● Your instructions
Below are records to repeat exactly. Omit the pictures from the copy.

● Items
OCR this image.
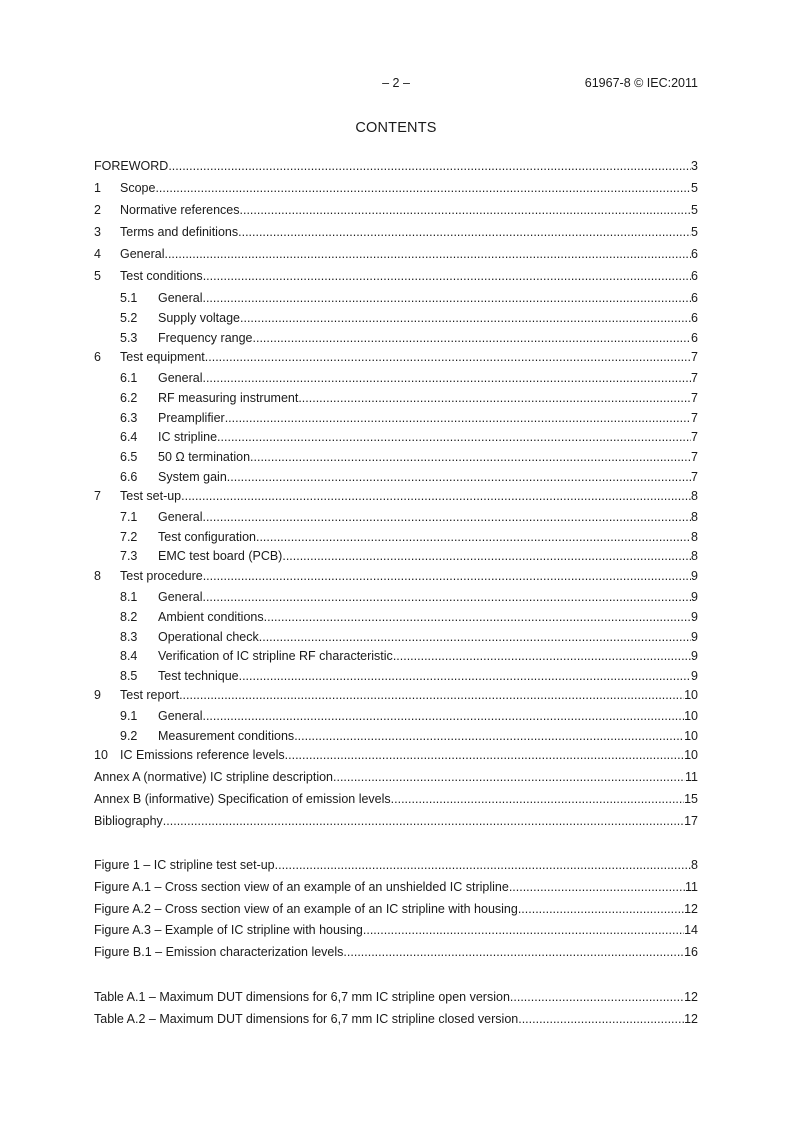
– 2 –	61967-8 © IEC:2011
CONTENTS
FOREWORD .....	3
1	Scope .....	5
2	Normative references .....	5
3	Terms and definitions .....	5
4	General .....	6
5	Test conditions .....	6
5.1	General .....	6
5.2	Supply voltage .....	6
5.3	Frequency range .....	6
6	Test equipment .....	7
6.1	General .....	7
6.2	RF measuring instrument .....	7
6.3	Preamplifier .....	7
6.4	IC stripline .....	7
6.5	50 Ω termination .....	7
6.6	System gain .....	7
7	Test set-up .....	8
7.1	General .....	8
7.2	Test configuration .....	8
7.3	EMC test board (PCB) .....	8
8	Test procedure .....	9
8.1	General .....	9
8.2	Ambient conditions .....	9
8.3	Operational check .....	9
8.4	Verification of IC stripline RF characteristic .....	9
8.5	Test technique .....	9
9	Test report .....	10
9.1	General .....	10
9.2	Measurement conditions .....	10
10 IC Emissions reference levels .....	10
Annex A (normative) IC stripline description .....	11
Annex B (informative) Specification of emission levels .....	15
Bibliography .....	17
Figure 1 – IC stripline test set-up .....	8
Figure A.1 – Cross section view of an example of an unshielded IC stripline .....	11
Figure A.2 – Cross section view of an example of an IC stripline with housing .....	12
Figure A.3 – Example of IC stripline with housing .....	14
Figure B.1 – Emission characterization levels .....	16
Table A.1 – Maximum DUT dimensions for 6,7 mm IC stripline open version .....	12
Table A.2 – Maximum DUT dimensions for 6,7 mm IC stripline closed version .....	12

● Answer below
OCR this image.
– 2 –	61967-8 © IEC:2011
CONTENTS
FOREWORD .....	3
1	Scope .....	5
2	Normative references .....	5
3	Terms and definitions .....	5
4	General .....	6
5	Test conditions .....	6
5.1	General .....	6
5.2	Supply voltage .....	6
5.3	Frequency range .....	6
6	Test equipment .....	7
6.1	General .....	7
6.2	RF measuring instrument .....	7
6.3	Preamplifier .....	7
6.4	IC stripline .....	7
6.5	50 Ω termination .....	7
6.6	System gain .....	7
7	Test set-up .....	8
7.1	General .....	8
7.2	Test configuration .....	8
7.3	EMC test board (PCB) .....	8
8	Test procedure .....	9
8.1	General .....	9
8.2	Ambient conditions .....	9
8.3	Operational check .....	9
8.4	Verification of IC stripline RF characteristic .....	9
8.5	Test technique .....	9
9	Test report .....	10
9.1	General .....	10
9.2	Measurement conditions .....	10
10 IC Emissions reference levels .....	10
Annex A (normative) IC stripline description .....	11
Annex B (informative) Specification of emission levels .....	15
Bibliography .....	17
Figure 1 – IC stripline test set-up .....	8
Figure A.1 – Cross section view of an example of an unshielded IC stripline .....	11
Figure A.2 – Cross section view of an example of an IC stripline with housing .....	12
Figure A.3 – Example of IC stripline with housing .....	14
Figure B.1 – Emission characterization levels .....	16
Table A.1 – Maximum DUT dimensions for 6,7 mm IC stripline open version .....	12
Table A.2 – Maximum DUT dimensions for 6,7 mm IC stripline closed version .....	12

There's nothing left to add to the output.